*Extract to read:*
══════

Introduction
Deploying Tungsten Connector alongside HAProxy provides a robust high-availability (HA) entry point for database clusters, enabling intelligent routing to the appropriate datasources within the cluster.
Depending on your application’s requirements, multiple deployment architectures are available to optimize performance, scalability, and resilience.
In this blog post, we’ll explore two key areas:
- Deployment architectures for the Tungsten Connector layer
- HAProxy layer designs and configuration strategies
Typical Connector Deployment
The Connector intelligent proxy is typically deployed directly onto the application client host, so there would be a Connector Java process running on the application node, and the application would be configured to talk to the proxy via 127.0.0.1:3306. With this setup, no external HA for the proxy layer is needed because the application communicates directly with the on-board Connector process. If the application client process or host dies, then whatever is providing traffic routing at the layer above should mark that application node as offline, providing proper availability for the application layer.
Connector Count Limit
The above on-board design works very very well due to the simplicity and ease of management.
There is, however, an inherent limit to the quantity of Connectors that can run per cluster due to the signalling needs between the Managers and Connectors during switches and failovers. If there are too many Connectors, the operations bog down. Depending on the database server size and the Connector host size, the typical maximum is 30 Connectors per cluster.
This limit impacts the architecture. For example, if there are hundreds of microservices clients facing a Tungsten Cluster, then unfortunately there cannot be one sidecar Connector per application node.
Connector Farming with HAProxy
Instead, a Connector farm is used — a set of two or more hosts each running the Connector proxy, with requests from the application nodes directed to one of the available Connectors.
Since the Connector only provides HA for the database layer, a way must be found to keep the proxy layer available, and also allow the proxy farm to scale as the need arises.
This load-balancing for the proxy layer may come from either hardware or software load balancers, like the Big-IP from F5 Networks, yet not everyone wants that type of solution.
This is where HAProxy comes in. This blog post will discuss two ways of deploying this stable and mature software load-balancer — on-board the application nodes and with an HAProxy farm layer.
Solution One: HAProxy on the Application Servers
When HAProxy is deployed onto the application nodes, there would be an HAProxy process running locally configured to use all available Connectors in a round-robin fashion, and again the application would be configured to talk to the proxy (HAProxy instead of the Connector) via 127.0.0.1:3306. This time the HAProxy process would find an available Connector and send the MySQL request to the Connector database proxy layer.

Solution Two: HAProxy Layer
In this scenario, two nodes both running HAProxy configured the same way share an IP address. The HA pair is created using failover software like Keepalived or Pacemaker/Corosync. In either case, the shared IP address moves between the pair of hosts, one Primary and one Backup. If the Primary fails the configured health check, the Backup takes over the IP address and proxy service continues to be available.

══════

*Supplied information:*
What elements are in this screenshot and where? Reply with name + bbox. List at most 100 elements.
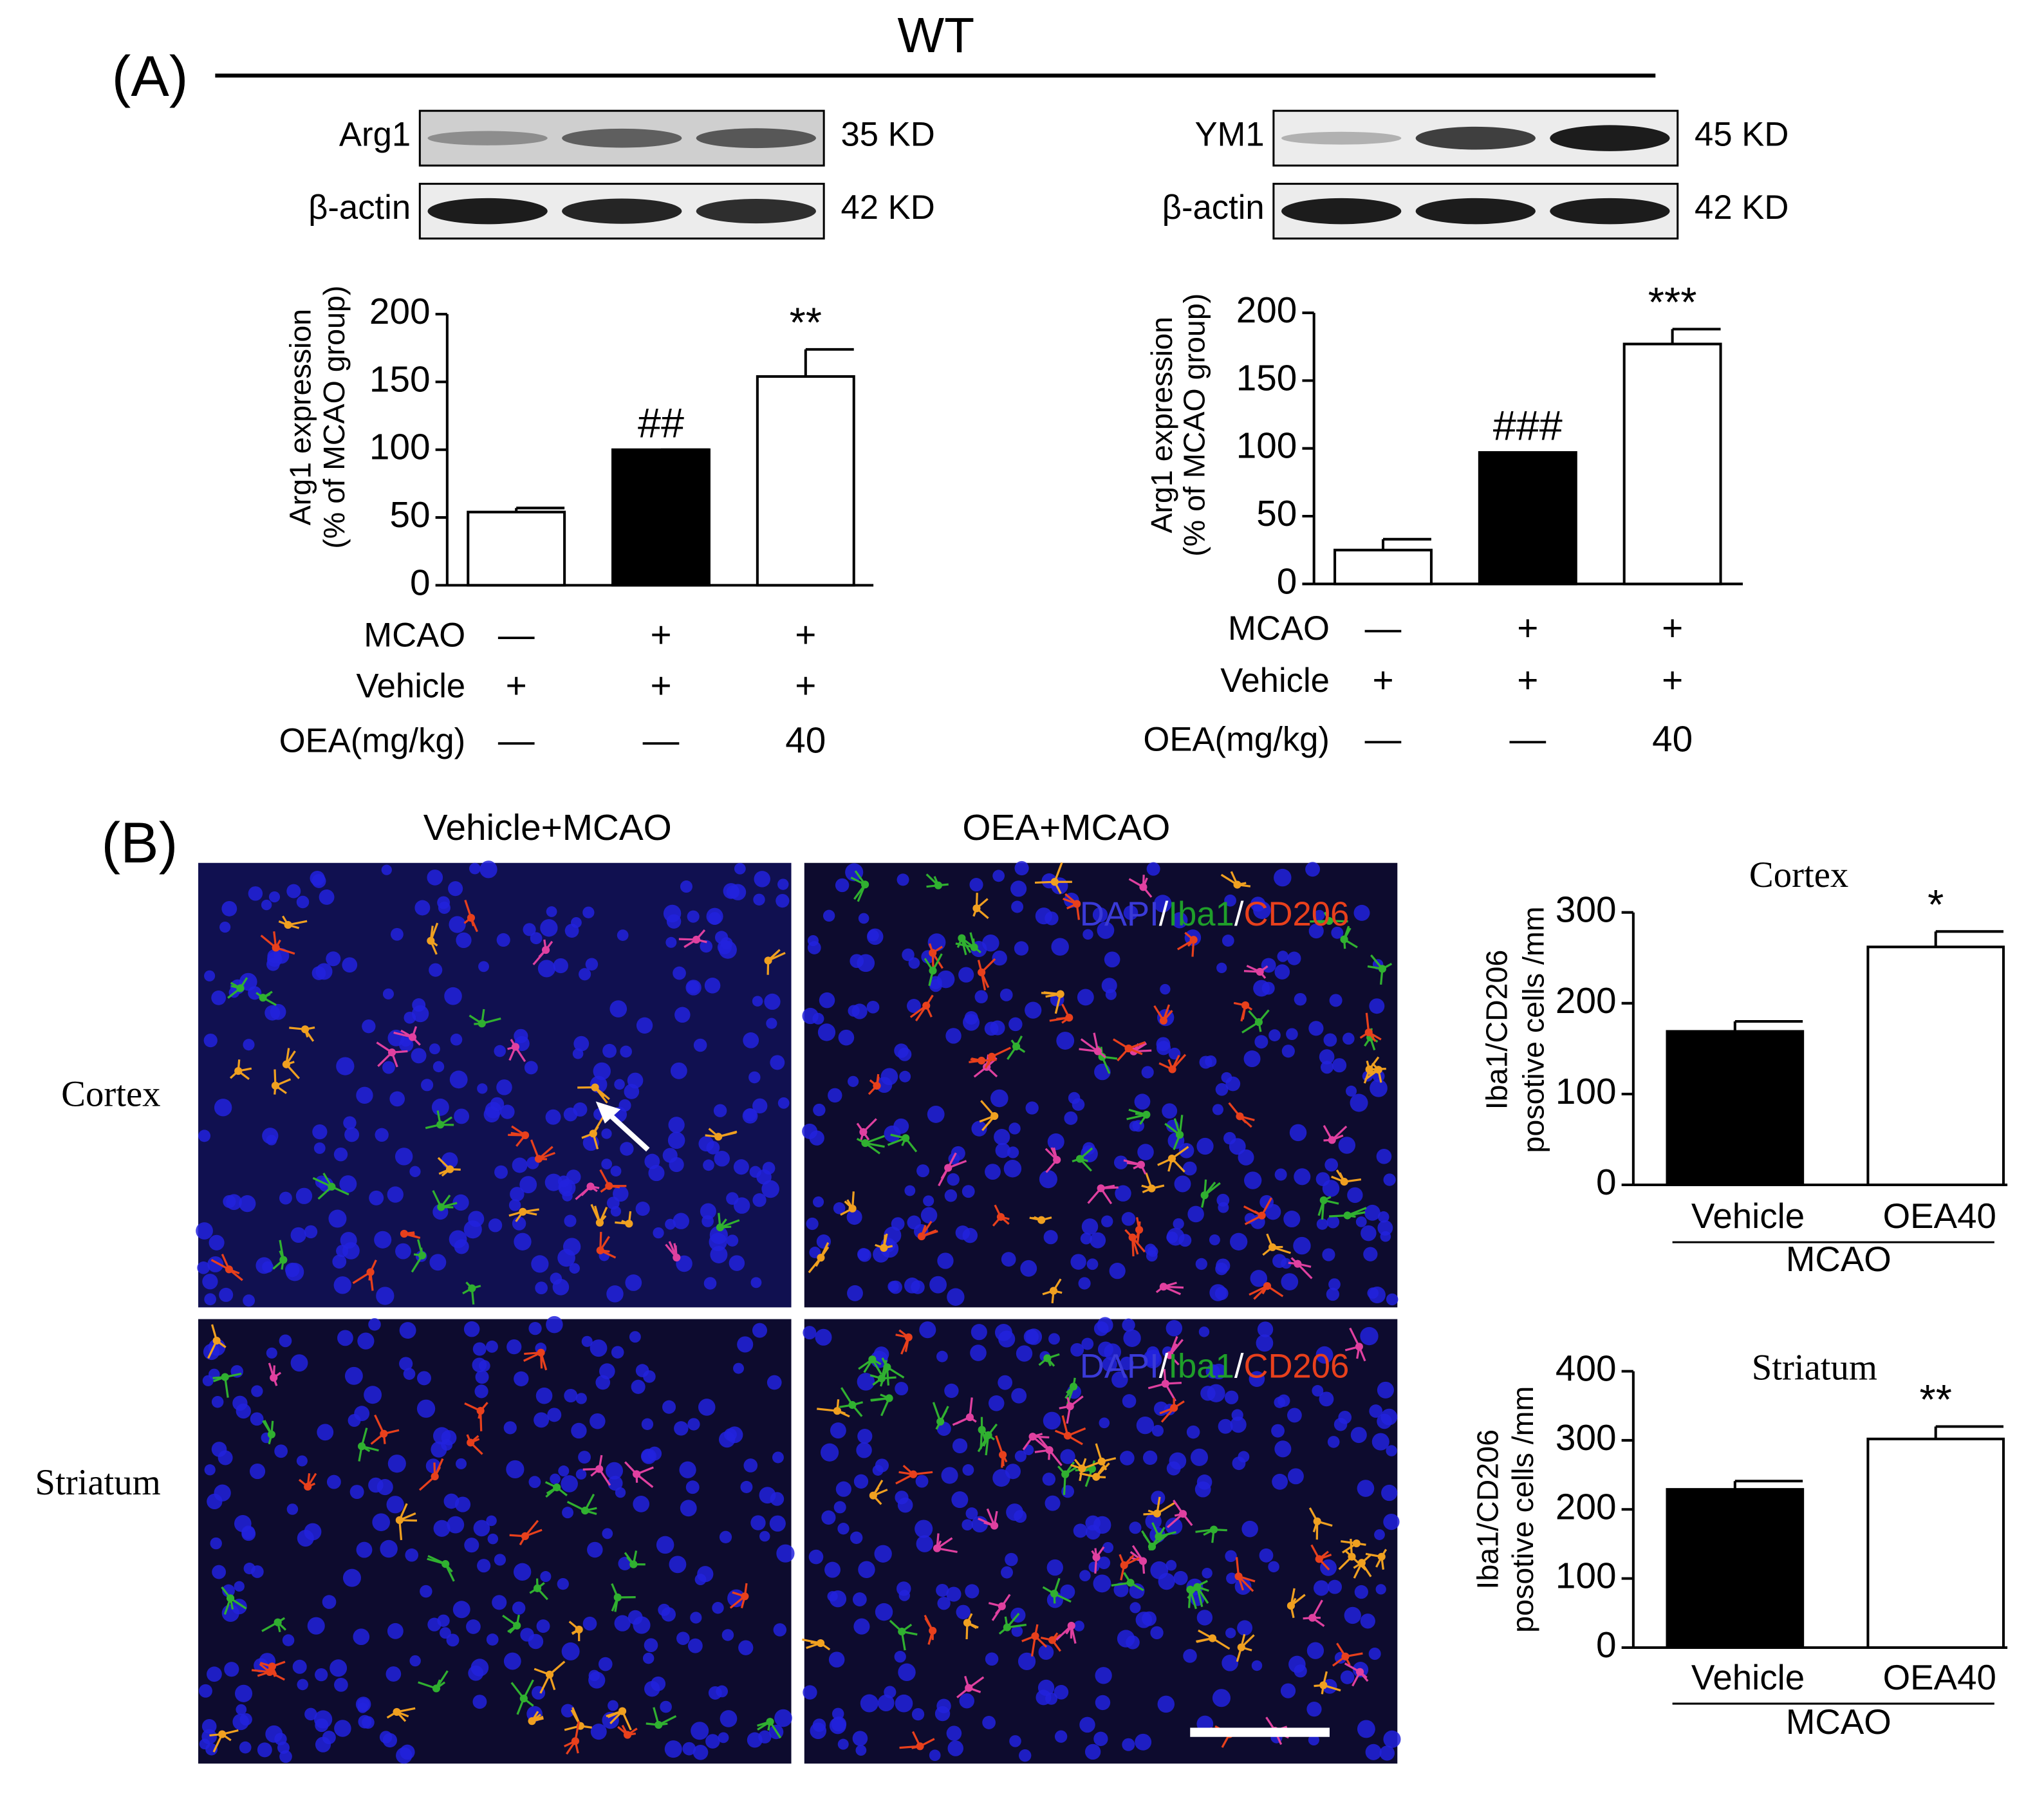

══════

*Required task:*
Please pick up the blog post on deploying Tungsten Connector with HAProxy right after its last sentence and keep writing it.

*Exercise answer:*
Keepalived Failover VRRP Pair Example
First, install the needed packages:
# both nodes
sudo dnf -y install keepalived socat # or apt install keepalived socat
sudo vi /etc/keepalived/keepalived.conf
Next, configure Keepalived via /etc/keepalived/keepalived.conf
:
##############################################################################
# keepalived.conf – VRRP fail-over for HAProxy with dual health-checks
##############################################################################
global_defs {
router_id HAPROXY_NODE1 # give each node its own string
vrrp_version 3 # v2 also OK; v3 supports IPv4+IPv6
}
##############################################################################
# Script-based health-check: ask HAProxy’s stats socket for “show info”
# Exit 0 on success; any non-zero exit lowers priority by 20.
##############################################################################
vrrp_script chk_haproxy_stats {
script "/usr/local/bin/chk_haproxy_stats.sh"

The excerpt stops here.